Document extract:
This topic describes the data lakehouse-related file cache feature of ApsaraDB for SelectDB. The file cache feature can help you efficiently perform federated analytics on external data sources.
Overview
The file cache feature accelerates queries that read the same data by caching the data files of a recently accessed remote storage system, such as Hadoop Distributed File System (HDFS) or an object storage system. In scenarios where the same data is frequently accessed, the file cache feature can reduce costs by preventing repeated remote access and improve the performance and stability of hot data query and analysis.
How it works
The file cache feature caches the accessed remote data to a local backend (BE) node in ApsaraDB for SelectDB. The original data files are divided into blocks by I/O size. The blocks are stored in the local file cache_path/hash(filepath).substr(0, 3)/hash(filepath)/offset, and the metadata of the blocks is stored on the BE node.
If the same remote data is accessed, ApsaraDB for SelectDB checks whether the data of the file to be accessed exists in the local cache, and determines which data is read from the local blocks and which data is remotely obtained based on the offset and size of the blocks. In addition, ApsaraDB for SelectDB caches the new data that is remotely pulled. If the BE node is restarted, ApsaraDB for SelectDB scans the cache_path directory and restores the block metadata.
If the cache size reaches the upper limit, ApsaraDB for SelectDB clears the blocks that have not been accessed for a while based on the Least Recently Used (LRU) principle.
Use the feature
By default, the file cache feature is disabled. To enable this feature, you must configure related parameters on both a frontend (FE) node and a BE node.
FE configurations
Enable the file cache feature in the current session.
SET enable_file_cache = true;Globally enable the file cache feature.
SET GLOBAL enable_file_cache = true;
The file cache feature takes effect only on queries that are performed on external tables for files, such as queries of data stored in Hive and Hudi. The file cache feature does not take effect on queries that are performed on internal tables or external tables not for files, such as queries of databases that are connected by using Java Database Connectivity (JDBC) and data stored in Elasticsearch.
BE configurations
Add the parameters described in the following table to the conf/be.conf configuration file of a BE node and restart the BE node for the configurations to take effect.

Work to complete: Please reproduce the part of the file cache text starting with "This topic describes" and going on through "external data sources.", word for word. These records were drawn from a separate source.

(Box annotation data)
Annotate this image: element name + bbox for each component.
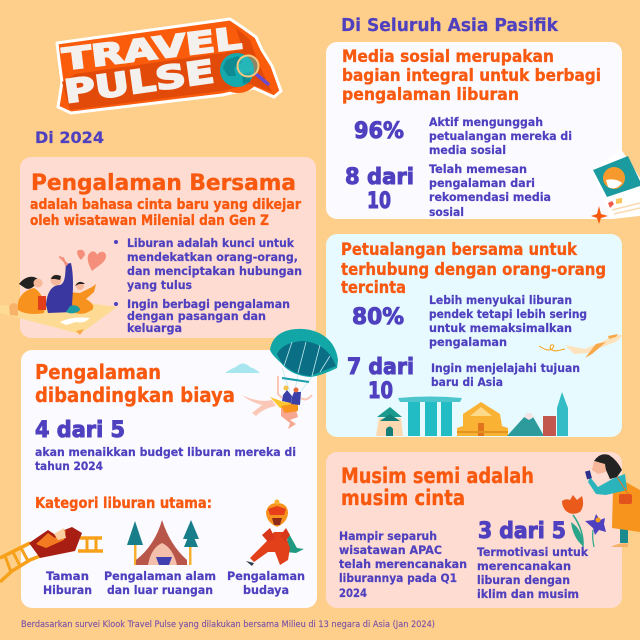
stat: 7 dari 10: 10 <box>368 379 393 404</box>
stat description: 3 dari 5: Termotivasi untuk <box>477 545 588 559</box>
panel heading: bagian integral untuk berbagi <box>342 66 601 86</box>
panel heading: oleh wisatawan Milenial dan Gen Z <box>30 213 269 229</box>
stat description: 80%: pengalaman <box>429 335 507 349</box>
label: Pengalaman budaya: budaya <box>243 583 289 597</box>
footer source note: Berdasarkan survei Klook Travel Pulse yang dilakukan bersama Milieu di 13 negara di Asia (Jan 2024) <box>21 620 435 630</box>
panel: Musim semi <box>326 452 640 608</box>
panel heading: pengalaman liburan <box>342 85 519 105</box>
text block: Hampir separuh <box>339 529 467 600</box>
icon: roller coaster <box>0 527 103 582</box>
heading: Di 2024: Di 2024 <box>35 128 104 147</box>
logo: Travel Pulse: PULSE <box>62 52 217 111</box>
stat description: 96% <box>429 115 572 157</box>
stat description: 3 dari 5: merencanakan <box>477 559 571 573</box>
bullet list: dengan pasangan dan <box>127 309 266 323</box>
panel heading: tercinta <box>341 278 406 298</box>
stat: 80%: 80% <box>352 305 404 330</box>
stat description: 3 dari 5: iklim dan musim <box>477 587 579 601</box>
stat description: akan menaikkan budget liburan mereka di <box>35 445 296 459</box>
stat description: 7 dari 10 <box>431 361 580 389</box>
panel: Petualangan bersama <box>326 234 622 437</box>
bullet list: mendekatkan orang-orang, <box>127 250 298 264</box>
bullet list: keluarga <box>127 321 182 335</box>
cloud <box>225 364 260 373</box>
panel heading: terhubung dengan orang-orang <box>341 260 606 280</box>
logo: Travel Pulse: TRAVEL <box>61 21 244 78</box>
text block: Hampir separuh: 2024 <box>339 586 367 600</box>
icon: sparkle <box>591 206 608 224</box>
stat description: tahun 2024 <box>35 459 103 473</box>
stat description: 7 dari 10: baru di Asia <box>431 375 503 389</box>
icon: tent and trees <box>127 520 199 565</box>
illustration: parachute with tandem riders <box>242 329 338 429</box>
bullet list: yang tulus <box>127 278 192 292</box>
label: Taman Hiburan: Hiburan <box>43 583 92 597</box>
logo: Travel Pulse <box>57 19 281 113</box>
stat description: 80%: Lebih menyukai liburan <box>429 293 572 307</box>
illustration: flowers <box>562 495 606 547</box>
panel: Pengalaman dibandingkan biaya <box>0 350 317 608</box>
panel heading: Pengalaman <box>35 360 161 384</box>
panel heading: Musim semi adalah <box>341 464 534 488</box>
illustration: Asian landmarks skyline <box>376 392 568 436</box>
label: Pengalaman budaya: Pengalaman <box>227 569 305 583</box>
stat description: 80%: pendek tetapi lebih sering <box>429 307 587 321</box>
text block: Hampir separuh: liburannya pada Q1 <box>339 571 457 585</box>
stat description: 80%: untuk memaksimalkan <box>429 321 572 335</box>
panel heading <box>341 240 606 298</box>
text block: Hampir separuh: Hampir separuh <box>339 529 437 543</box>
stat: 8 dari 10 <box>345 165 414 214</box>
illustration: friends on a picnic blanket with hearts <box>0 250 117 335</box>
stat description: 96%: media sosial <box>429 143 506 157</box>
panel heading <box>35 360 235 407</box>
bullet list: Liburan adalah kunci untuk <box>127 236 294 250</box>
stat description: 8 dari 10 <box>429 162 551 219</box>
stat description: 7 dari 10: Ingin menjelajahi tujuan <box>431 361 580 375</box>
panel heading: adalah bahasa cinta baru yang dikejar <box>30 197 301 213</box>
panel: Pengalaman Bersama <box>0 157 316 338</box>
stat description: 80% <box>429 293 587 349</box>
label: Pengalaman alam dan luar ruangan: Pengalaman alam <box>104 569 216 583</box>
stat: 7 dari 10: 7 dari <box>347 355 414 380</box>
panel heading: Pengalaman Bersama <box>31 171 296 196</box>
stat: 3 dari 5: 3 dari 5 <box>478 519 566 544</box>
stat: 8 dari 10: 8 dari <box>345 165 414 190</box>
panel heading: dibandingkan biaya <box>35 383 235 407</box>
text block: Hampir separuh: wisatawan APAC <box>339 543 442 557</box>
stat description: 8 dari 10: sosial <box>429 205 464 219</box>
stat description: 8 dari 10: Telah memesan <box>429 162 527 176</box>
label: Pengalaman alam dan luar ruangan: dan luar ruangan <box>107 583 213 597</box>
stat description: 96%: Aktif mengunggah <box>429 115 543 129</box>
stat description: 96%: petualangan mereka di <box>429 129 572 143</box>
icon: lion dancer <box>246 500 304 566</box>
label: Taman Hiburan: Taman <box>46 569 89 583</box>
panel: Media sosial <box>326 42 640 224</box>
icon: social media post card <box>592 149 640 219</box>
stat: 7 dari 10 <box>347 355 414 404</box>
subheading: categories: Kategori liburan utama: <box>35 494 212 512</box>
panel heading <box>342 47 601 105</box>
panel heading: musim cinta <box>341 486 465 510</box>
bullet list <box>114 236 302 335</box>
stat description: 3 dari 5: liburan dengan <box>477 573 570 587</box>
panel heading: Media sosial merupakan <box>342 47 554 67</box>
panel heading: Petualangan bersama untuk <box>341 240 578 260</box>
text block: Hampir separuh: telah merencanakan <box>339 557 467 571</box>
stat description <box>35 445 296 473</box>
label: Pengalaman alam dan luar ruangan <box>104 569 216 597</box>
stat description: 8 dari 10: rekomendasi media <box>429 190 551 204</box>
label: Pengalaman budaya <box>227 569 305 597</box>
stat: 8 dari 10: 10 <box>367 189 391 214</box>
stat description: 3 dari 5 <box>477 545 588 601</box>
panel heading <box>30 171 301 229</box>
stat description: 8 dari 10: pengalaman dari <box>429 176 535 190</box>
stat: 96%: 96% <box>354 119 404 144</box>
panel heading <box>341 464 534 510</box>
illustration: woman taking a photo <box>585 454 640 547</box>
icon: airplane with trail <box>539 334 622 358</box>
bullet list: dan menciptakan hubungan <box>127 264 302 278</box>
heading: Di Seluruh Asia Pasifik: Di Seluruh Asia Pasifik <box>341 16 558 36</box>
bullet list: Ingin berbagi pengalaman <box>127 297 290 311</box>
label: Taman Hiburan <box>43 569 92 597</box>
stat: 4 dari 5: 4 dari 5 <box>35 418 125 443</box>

Output below:
This topic describes the data lakehouse-related file cache feature of ApsaraDB for SelectDB. The file cache feature can help you efficiently perform federated analytics on external data sources.